* [Your instructions] Extract the complete data exactly as given.

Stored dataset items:
#####
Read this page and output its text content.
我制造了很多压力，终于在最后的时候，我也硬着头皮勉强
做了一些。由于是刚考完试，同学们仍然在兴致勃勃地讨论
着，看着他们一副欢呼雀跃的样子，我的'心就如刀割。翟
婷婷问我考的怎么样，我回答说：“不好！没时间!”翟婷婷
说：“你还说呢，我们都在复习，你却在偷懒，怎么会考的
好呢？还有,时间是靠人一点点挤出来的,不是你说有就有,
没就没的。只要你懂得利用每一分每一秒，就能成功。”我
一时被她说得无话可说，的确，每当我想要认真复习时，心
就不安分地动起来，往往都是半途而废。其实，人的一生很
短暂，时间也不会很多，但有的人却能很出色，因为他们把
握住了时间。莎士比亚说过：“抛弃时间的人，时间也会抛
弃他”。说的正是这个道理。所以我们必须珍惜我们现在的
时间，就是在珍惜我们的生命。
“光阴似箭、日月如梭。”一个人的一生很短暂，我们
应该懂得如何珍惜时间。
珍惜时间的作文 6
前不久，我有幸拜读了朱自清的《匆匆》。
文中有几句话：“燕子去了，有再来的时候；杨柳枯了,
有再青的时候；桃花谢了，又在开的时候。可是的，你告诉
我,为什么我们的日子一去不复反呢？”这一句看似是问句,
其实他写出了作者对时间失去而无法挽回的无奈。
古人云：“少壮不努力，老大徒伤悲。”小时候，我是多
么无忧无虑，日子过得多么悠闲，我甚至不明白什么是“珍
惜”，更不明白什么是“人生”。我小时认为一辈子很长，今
#####
* [Response to this task]
Read this page and output its text content.
我制造了很多压力，终于在最后的时候，我也硬着头皮勉强
做了一些。由于是刚考完试，同学们仍然在兴致勃勃地讨论
着，看着他们一副欢呼雀跃的样子，我的'心就如刀割。翟
婷婷问我考的怎么样，我回答说：“不好！没时间!”翟婷婷
说：“你还说呢，我们都在复习，你却在偷懒，怎么会考的
好呢？还有,时间是靠人一点点挤出来的,不是你说有就有,
没就没的。只要你懂得利用每一分每一秒，就能成功。”我
一时被她说得无话可说，的确，每当我想要认真复习时，心
就不安分地动起来，往往都是半途而废。其实，人的一生很
短暂，时间也不会很多，但有的人却能很出色，因为他们把
握住了时间。莎士比亚说过：“抛弃时间的人，时间也会抛
弃他”。说的正是这个道理。所以我们必须珍惜我们现在的
时间，就是在珍惜我们的生命。
“光阴似箭、日月如梭。”一个人的一生很短暂，我们
应该懂得如何珍惜时间。
珍惜时间的作文 6
前不久，我有幸拜读了朱自清的《匆匆》。
文中有几句话：“燕子去了，有再来的时候；杨柳枯了,
有再青的时候；桃花谢了，又在开的时候。可是的，你告诉
我,为什么我们的日子一去不复反呢？”这一句看似是问句,
其实他写出了作者对时间失去而无法挽回的无奈。
古人云：“少壮不努力，老大徒伤悲。”小时候，我是多
么无忧无虑，日子过得多么悠闲，我甚至不明白什么是“珍
惜”，更不明白什么是“人生”。我小时认为一辈子很长，今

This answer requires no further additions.